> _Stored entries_
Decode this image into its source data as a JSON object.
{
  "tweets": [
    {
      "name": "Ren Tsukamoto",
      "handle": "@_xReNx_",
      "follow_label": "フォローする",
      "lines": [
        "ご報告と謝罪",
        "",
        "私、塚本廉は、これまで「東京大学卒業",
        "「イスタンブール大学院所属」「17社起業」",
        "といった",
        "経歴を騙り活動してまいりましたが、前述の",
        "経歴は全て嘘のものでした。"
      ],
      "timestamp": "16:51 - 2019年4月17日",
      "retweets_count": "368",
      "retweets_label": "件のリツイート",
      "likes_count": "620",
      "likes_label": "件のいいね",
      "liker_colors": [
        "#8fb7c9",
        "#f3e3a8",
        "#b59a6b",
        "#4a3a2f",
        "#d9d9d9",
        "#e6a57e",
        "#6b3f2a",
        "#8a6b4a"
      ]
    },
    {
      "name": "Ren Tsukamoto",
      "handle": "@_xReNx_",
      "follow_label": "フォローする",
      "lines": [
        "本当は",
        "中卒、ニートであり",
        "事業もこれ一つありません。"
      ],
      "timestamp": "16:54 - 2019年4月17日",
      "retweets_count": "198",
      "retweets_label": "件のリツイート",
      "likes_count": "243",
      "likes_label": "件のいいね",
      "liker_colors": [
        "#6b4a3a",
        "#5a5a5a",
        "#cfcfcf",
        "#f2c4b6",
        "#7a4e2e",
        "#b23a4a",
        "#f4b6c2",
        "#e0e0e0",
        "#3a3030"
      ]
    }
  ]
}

> _AIM_
Take the data above and return it exactly.

> _WRITTEN ANSWER_
Decode this image into its source data as a JSON object.
{
  "tweets": [
    {
      "name": "Ren Tsukamoto",
      "handle": "@_xReNx_",
      "follow_label": "フォローする",
      "lines": [
        "ご報告と謝罪",
        "",
        "私、塚本廉は、これまで「東京大学卒業",
        "「イスタンブール大学院所属」「17社起業」",
        "といった",
        "経歴を騙り活動してまいりましたが、前述の",
        "経歴は全て嘘のものでした。"
      ],
      "timestamp": "16:51 - 2019年4月17日",
      "retweets_count": "368",
      "retweets_label": "件のリツイート",
      "likes_count": "620",
      "likes_label": "件のいいね",
      "liker_colors": [
        "#8fb7c9",
        "#f3e3a8",
        "#b59a6b",
        "#4a3a2f",
        "#d9d9d9",
        "#e6a57e",
        "#6b3f2a",
        "#8a6b4a"
      ]
    },
    {
      "name": "Ren Tsukamoto",
      "handle": "@_xReNx_",
      "follow_label": "フォローする",
      "lines": [
        "本当は",
        "中卒、ニートであり",
        "事業もこれ一つありません。"
      ],
      "timestamp": "16:54 - 2019年4月17日",
      "retweets_count": "198",
      "retweets_label": "件のリツイート",
      "likes_count": "243",
      "likes_label": "件のいいね",
      "liker_colors": [
        "#6b4a3a",
        "#5a5a5a",
        "#cfcfcf",
        "#f2c4b6",
        "#7a4e2e",
        "#b23a4a",
        "#f4b6c2",
        "#e0e0e0",
        "#3a3030"
      ]
    }
  ]
}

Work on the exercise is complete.